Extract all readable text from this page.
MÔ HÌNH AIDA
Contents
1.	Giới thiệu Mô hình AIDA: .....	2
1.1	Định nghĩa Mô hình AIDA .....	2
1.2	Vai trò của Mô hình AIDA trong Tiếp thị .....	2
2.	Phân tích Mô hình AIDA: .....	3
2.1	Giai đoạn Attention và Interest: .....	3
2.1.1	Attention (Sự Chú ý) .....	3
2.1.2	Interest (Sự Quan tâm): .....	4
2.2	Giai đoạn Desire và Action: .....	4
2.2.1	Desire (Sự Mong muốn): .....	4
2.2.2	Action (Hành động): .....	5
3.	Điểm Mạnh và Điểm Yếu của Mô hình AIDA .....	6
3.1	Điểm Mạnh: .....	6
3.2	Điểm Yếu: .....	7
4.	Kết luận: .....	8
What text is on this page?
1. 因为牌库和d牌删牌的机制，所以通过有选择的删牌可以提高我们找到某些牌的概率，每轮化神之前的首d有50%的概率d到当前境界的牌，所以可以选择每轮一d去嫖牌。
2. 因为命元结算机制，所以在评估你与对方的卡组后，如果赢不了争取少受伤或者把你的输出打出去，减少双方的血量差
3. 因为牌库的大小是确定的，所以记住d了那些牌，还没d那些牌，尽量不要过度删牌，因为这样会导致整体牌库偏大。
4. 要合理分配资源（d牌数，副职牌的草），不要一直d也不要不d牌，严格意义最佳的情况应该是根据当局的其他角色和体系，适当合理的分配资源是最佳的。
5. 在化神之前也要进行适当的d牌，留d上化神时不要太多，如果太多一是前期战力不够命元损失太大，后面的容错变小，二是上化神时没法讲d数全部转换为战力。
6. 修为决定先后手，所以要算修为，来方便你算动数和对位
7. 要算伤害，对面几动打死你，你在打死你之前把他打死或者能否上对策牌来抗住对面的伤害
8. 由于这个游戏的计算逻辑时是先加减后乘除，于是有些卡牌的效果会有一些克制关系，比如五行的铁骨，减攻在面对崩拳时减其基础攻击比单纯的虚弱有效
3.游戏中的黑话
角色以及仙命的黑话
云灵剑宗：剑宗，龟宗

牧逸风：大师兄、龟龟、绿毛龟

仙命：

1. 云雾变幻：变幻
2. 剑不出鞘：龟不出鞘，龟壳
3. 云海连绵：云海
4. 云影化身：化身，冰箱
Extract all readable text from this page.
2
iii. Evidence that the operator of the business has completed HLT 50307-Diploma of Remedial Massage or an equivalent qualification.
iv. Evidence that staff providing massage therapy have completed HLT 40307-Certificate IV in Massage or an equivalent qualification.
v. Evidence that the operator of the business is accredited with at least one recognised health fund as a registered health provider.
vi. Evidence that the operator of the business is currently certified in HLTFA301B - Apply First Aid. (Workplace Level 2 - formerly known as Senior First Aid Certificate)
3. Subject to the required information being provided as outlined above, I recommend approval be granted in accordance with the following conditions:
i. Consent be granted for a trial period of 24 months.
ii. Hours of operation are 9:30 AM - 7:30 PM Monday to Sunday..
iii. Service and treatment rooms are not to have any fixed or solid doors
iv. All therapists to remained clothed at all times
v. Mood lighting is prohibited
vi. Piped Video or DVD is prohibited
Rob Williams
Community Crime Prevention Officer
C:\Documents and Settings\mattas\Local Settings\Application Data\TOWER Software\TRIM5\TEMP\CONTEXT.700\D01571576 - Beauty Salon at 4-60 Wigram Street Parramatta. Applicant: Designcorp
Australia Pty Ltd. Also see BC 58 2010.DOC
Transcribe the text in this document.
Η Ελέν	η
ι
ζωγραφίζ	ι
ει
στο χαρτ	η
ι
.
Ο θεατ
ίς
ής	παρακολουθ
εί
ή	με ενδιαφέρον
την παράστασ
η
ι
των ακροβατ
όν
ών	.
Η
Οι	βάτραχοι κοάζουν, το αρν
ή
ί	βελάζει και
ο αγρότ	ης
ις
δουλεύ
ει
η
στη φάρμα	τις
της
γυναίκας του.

· · · · ·

▶ _Stated problem_: For the entries above, count the lines that contain the string "this", and state that number without further comment.

▶ _Solution_: 4